## DATA ENTRIES
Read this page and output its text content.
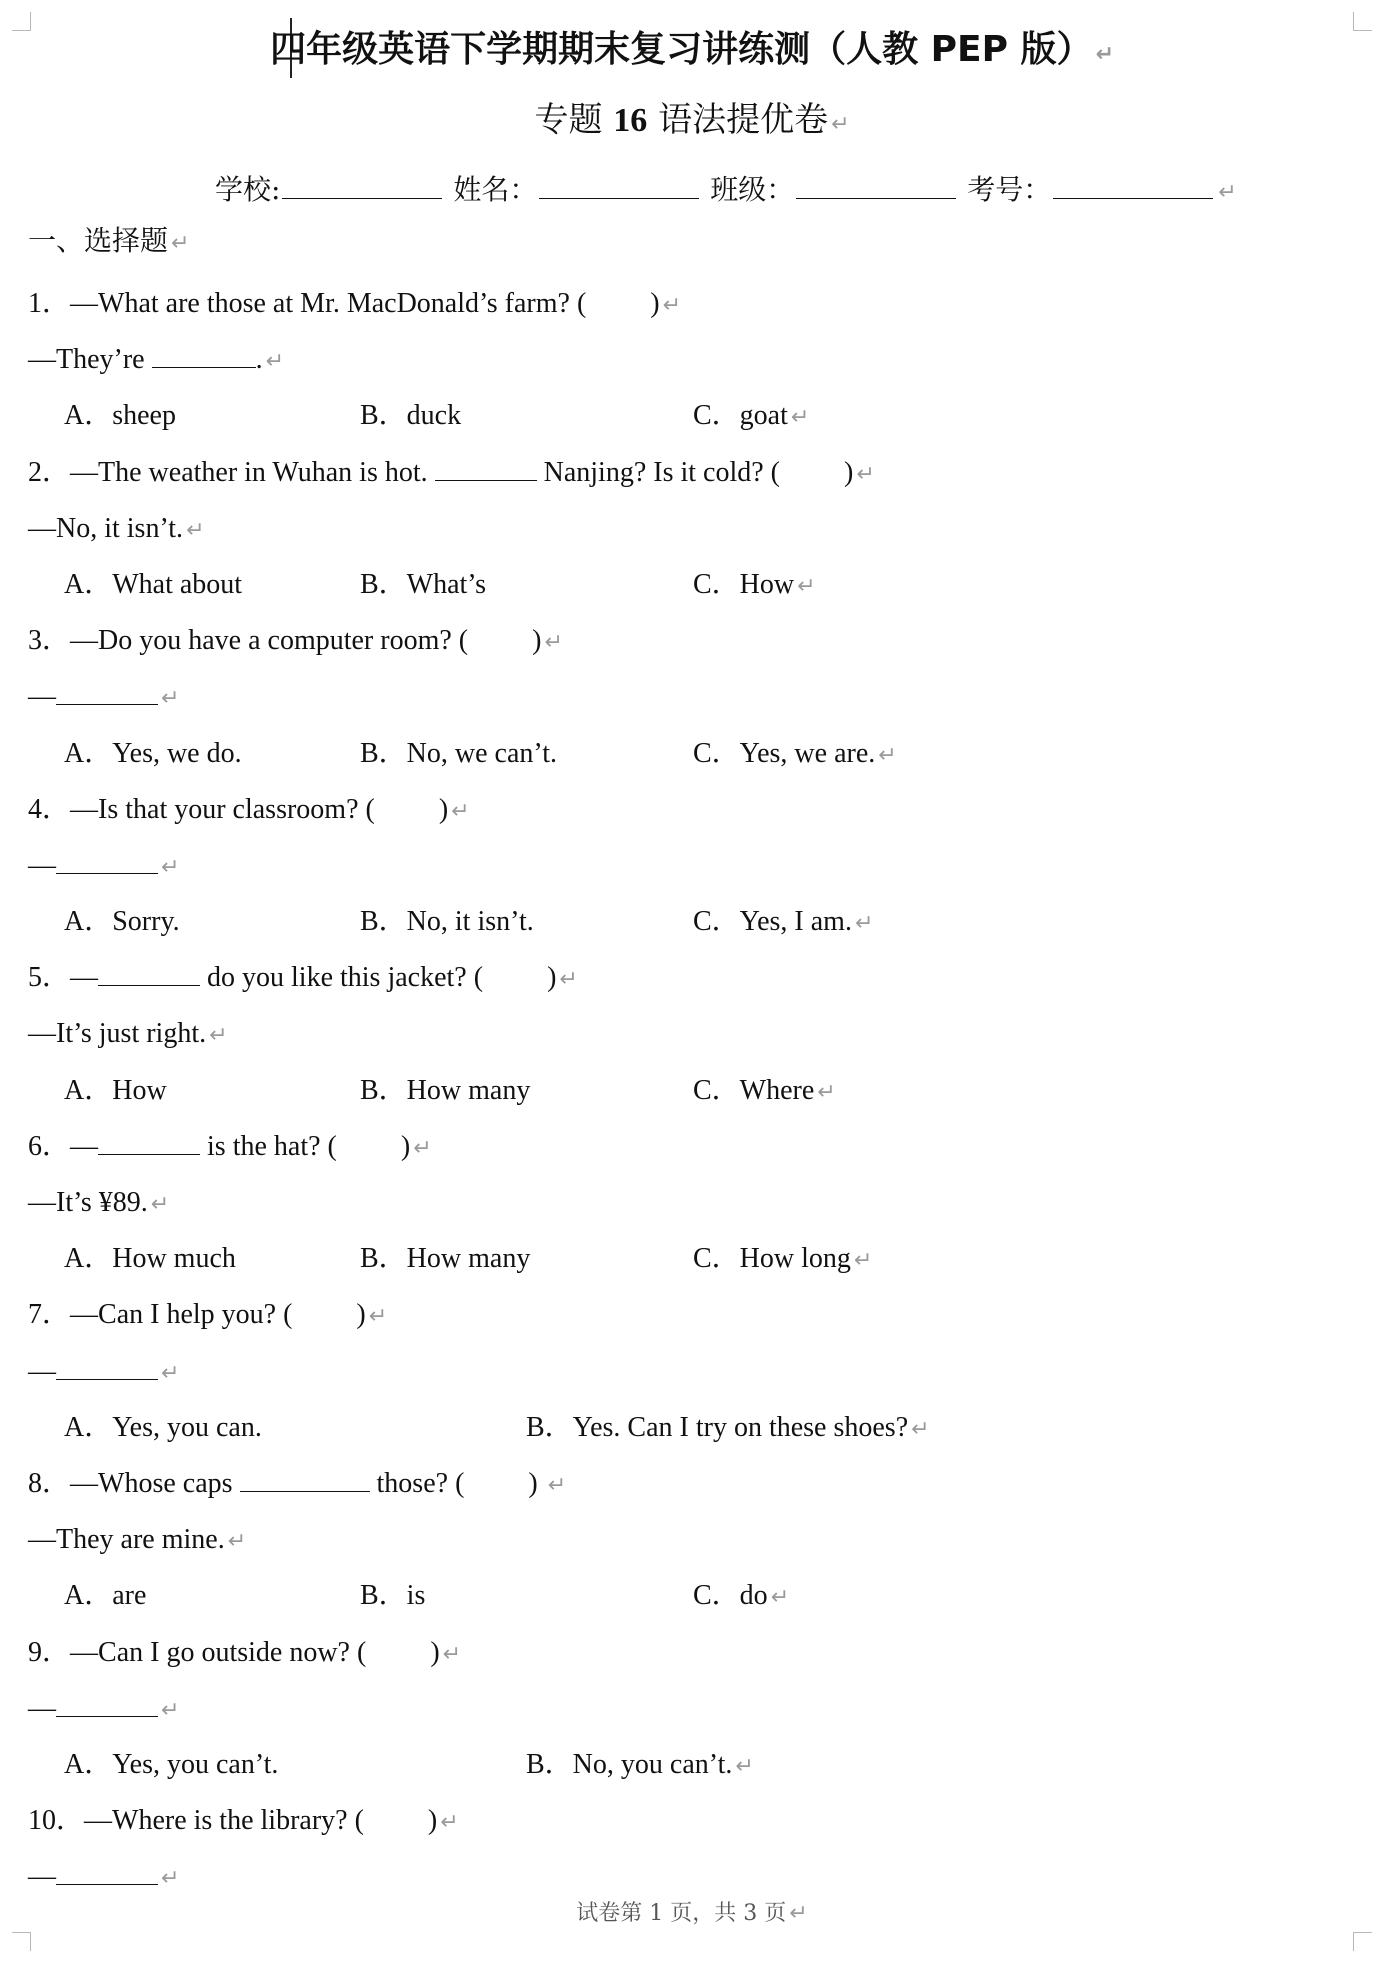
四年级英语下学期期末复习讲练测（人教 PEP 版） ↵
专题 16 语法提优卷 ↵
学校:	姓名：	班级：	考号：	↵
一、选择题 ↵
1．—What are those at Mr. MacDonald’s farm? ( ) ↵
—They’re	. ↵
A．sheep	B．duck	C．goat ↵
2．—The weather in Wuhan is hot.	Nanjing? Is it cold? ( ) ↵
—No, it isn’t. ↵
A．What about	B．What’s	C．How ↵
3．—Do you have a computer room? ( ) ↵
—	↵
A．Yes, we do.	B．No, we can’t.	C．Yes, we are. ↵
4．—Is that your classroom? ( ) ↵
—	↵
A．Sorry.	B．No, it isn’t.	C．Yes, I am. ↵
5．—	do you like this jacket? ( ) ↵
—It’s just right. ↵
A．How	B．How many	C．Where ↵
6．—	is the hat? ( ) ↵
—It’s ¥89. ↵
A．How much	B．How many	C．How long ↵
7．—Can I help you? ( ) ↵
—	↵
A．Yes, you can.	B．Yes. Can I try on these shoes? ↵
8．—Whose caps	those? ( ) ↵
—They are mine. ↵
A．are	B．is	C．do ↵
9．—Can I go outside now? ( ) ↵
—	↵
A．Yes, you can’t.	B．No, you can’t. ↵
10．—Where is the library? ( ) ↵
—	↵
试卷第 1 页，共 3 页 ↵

* * *

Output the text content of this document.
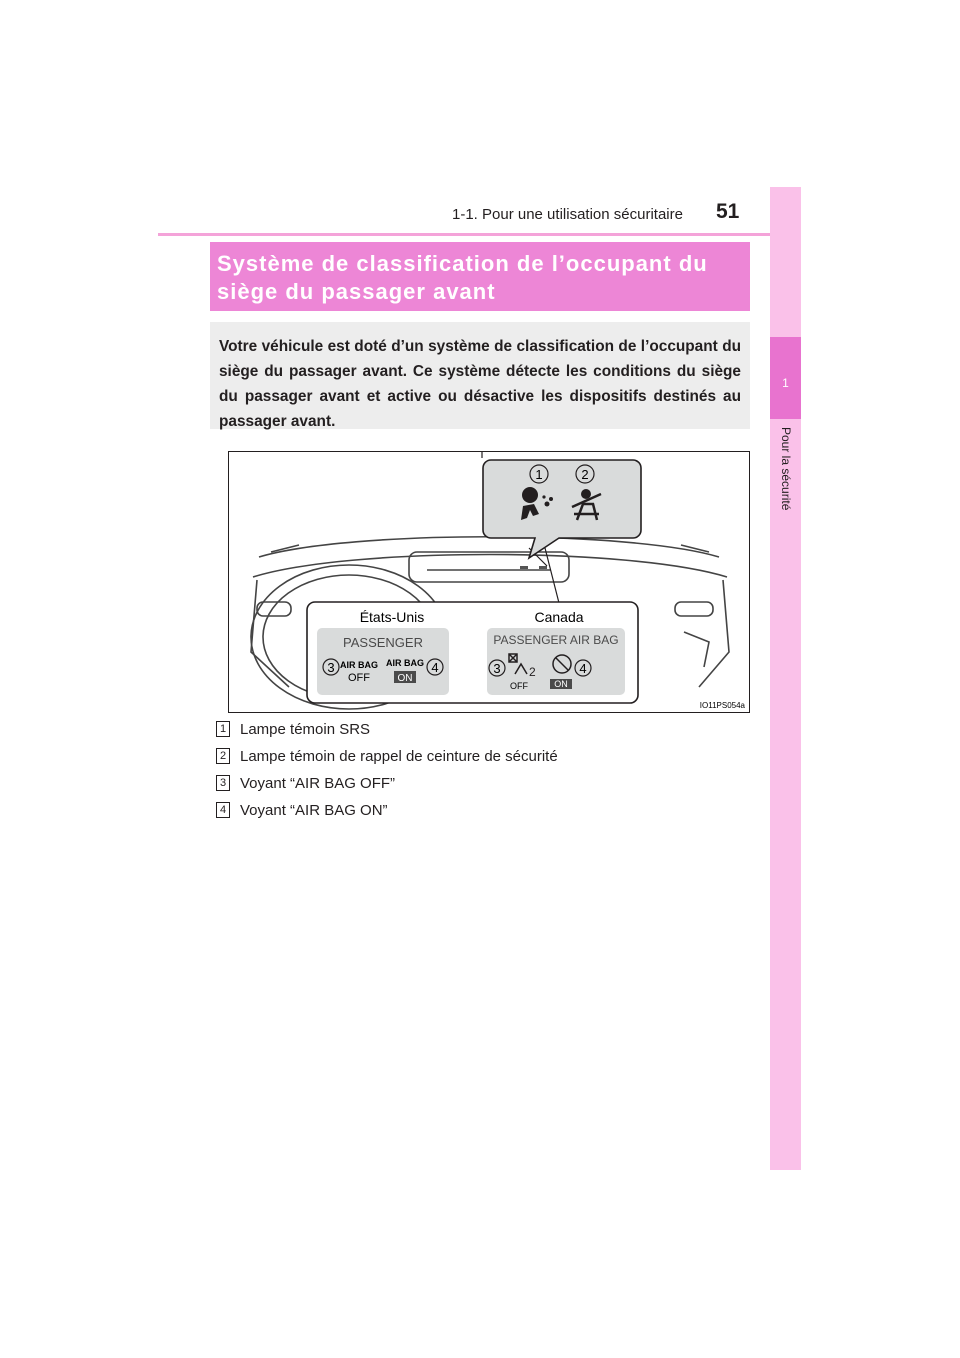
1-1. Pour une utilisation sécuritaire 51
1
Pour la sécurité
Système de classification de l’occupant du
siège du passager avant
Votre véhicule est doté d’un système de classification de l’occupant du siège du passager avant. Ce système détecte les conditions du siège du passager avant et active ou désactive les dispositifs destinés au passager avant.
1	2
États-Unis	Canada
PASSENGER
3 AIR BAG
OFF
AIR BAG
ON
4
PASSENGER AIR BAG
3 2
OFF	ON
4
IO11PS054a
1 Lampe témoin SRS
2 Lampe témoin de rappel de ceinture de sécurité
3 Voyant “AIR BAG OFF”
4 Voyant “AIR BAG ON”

## WHAT YOU HAVE TO DO
Return every line from the records above that holds the word "content".

## OUTPUT FOR THIS TASK
Read this page and output its text content.
Output the text content of this document.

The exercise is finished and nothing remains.